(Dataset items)

# # # # # # #

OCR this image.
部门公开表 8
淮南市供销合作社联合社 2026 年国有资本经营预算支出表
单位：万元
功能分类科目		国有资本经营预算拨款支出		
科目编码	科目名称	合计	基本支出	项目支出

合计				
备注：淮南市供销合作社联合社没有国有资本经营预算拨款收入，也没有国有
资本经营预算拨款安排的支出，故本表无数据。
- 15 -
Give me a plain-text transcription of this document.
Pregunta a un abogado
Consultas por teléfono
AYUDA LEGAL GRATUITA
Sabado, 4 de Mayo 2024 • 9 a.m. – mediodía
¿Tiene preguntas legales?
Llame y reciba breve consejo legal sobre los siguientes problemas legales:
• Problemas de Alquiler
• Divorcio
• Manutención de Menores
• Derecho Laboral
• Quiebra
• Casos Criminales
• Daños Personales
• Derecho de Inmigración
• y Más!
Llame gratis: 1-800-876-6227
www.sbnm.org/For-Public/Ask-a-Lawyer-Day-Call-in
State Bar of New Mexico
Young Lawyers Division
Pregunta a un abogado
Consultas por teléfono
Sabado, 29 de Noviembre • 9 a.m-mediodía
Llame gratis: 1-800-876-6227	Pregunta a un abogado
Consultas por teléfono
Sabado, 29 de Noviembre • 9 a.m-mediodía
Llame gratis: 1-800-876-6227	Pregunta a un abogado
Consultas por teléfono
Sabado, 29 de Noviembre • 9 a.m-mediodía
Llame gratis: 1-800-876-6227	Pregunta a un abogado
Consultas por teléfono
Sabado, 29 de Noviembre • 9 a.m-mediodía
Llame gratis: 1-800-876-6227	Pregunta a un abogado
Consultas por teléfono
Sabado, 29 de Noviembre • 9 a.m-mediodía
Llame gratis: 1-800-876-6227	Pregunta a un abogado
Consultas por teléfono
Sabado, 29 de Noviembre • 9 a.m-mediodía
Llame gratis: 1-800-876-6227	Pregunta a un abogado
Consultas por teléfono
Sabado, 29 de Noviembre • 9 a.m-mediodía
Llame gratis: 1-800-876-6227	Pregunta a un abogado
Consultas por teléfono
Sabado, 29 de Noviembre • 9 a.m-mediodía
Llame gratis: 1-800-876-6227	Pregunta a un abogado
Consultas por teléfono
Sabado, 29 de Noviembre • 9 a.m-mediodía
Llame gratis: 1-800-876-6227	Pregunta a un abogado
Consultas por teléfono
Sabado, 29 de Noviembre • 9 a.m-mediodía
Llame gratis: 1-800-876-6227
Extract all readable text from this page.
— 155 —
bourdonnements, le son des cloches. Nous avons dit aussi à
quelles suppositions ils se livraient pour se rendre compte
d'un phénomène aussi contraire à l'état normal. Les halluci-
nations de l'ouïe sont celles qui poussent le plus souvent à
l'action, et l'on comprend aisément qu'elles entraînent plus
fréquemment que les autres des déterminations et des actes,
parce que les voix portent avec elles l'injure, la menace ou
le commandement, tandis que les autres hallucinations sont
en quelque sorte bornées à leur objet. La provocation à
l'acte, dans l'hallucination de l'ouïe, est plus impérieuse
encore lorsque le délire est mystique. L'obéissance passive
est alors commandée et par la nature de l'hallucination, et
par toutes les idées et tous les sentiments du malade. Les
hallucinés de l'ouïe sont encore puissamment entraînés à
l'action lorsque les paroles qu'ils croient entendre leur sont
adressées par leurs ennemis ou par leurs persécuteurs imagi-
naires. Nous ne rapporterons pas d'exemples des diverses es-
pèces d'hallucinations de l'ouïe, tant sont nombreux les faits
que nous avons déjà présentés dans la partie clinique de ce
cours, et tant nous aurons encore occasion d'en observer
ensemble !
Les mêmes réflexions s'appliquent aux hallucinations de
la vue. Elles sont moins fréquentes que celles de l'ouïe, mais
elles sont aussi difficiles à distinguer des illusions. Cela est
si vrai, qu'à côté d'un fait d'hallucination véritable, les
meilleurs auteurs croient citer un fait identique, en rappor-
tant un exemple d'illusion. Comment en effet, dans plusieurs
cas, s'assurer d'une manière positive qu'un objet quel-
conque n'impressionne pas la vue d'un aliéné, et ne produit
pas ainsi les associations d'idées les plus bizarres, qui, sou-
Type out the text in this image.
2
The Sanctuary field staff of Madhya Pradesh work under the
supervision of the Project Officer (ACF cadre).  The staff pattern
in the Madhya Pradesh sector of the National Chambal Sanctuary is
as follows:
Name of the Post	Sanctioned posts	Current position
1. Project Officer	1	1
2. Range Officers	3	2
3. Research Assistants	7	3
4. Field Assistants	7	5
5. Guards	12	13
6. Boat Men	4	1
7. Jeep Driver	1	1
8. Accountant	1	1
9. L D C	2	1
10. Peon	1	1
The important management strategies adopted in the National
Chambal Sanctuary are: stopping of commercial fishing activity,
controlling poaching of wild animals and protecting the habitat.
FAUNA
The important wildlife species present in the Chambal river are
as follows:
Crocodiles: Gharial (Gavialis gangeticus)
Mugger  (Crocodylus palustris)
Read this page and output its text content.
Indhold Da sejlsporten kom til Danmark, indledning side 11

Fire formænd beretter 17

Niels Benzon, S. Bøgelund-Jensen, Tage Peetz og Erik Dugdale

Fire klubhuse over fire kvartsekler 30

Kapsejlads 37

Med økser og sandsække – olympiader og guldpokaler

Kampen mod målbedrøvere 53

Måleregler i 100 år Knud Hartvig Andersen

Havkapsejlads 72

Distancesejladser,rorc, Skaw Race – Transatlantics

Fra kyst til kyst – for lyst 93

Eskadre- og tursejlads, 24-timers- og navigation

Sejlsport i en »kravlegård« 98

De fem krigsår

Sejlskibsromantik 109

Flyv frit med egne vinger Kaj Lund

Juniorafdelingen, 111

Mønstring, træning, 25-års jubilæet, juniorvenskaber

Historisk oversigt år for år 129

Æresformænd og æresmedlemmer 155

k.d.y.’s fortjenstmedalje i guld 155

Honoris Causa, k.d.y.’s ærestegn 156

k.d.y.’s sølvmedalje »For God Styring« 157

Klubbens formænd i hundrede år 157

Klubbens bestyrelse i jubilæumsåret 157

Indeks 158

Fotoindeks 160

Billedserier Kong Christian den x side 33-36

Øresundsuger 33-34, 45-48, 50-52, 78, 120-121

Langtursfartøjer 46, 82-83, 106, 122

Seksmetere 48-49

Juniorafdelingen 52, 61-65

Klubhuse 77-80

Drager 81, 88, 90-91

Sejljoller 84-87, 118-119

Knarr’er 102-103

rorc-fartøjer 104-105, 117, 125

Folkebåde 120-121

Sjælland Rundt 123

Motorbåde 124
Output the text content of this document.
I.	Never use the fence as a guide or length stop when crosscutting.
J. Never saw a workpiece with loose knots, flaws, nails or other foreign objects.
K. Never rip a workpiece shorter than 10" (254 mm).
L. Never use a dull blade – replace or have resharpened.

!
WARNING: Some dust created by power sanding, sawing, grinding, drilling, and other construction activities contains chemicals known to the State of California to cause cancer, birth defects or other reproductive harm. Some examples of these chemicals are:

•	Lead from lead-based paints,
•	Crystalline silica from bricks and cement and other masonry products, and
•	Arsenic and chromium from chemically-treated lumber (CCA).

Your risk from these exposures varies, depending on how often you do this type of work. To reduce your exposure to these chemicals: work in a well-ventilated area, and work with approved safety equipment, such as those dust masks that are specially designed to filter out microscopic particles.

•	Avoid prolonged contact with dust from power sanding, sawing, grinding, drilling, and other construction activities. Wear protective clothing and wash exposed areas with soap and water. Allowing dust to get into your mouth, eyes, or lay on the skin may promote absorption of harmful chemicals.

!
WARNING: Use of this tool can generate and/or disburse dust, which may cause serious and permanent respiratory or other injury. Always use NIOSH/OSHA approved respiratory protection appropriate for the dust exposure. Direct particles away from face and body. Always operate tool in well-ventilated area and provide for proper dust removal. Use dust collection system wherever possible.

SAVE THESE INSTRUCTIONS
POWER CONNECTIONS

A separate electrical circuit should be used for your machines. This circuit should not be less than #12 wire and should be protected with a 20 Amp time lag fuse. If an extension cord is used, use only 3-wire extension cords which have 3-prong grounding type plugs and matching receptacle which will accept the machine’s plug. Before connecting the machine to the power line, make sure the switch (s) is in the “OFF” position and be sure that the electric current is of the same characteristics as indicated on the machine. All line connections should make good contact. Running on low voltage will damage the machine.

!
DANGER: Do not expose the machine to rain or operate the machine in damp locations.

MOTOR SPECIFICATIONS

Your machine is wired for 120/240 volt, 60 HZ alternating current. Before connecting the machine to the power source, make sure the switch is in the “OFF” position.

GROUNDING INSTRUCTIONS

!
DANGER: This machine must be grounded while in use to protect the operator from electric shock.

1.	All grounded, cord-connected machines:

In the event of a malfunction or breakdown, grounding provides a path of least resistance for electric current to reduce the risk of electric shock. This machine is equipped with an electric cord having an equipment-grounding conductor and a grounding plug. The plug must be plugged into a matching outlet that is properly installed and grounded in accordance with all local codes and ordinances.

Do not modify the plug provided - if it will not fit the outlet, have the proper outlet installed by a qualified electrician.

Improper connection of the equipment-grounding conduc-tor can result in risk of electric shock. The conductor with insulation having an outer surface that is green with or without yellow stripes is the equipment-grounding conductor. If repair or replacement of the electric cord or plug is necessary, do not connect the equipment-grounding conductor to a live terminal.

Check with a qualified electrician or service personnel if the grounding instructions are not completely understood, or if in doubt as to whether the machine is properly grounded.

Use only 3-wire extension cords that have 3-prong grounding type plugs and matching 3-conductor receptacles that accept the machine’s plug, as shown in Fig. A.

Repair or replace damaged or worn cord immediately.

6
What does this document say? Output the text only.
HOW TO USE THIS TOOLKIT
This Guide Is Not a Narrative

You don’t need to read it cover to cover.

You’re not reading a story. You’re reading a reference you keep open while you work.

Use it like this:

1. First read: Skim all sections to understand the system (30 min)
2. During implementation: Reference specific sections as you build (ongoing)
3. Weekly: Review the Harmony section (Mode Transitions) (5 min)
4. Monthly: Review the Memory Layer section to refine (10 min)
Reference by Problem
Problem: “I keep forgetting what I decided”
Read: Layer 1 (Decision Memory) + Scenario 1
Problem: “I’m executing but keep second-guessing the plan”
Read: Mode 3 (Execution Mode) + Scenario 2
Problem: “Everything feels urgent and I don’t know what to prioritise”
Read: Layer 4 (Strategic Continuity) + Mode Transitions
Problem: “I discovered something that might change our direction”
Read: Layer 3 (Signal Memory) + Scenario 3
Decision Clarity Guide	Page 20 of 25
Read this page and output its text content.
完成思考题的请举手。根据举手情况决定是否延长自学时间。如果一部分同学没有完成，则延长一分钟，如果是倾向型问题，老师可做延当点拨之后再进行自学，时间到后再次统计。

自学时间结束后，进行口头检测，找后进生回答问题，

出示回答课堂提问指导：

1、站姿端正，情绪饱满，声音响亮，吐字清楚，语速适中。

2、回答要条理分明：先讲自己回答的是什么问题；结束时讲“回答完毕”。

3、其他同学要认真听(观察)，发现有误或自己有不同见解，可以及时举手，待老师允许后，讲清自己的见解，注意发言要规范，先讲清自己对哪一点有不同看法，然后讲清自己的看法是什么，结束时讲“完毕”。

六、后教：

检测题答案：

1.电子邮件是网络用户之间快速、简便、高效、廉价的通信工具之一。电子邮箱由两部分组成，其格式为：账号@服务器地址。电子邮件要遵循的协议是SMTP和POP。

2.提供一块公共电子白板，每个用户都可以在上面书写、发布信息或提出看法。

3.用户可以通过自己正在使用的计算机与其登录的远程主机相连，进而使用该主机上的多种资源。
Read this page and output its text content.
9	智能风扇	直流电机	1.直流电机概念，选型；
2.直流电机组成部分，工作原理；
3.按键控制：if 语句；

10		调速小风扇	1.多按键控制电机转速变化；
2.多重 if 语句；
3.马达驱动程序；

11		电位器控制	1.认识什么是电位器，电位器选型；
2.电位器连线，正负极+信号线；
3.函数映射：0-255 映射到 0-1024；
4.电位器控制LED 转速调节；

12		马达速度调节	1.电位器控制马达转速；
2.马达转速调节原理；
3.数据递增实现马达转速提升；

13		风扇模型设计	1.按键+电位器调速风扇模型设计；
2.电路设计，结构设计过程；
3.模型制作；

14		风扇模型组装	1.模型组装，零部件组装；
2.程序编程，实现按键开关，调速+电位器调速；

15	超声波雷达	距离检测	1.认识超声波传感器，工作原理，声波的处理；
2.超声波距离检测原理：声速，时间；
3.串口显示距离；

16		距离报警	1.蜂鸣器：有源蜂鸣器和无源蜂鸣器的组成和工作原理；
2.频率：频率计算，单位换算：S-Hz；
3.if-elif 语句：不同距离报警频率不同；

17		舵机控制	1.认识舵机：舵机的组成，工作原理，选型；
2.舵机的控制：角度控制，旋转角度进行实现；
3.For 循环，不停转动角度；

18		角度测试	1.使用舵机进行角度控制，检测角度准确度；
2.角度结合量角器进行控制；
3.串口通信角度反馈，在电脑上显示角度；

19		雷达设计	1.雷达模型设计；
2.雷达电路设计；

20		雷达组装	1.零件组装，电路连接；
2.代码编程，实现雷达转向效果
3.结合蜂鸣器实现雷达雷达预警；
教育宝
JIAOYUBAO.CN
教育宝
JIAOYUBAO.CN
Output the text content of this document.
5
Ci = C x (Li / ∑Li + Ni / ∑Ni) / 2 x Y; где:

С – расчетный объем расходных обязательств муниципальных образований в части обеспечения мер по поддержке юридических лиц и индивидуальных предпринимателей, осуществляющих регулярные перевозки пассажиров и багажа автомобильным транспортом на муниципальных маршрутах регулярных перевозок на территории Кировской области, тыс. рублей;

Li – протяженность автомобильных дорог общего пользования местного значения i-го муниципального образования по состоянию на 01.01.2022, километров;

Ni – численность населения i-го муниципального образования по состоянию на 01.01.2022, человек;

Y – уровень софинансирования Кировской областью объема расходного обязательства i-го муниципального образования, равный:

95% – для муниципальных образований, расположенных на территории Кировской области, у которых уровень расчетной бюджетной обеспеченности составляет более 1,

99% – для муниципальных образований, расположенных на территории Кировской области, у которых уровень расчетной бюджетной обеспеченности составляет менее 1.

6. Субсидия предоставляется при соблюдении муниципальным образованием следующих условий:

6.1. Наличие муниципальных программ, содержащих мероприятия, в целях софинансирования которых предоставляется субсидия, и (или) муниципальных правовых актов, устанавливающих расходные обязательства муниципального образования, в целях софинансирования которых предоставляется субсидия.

# # # # # # #

§ **Required work**: Return all lines containing the word "idées".

§ **Full output**:
par toutes les idées et tous les sentiments du malade. Les
pas ainsi les associations d'idées les plus bizarres, qui, sou-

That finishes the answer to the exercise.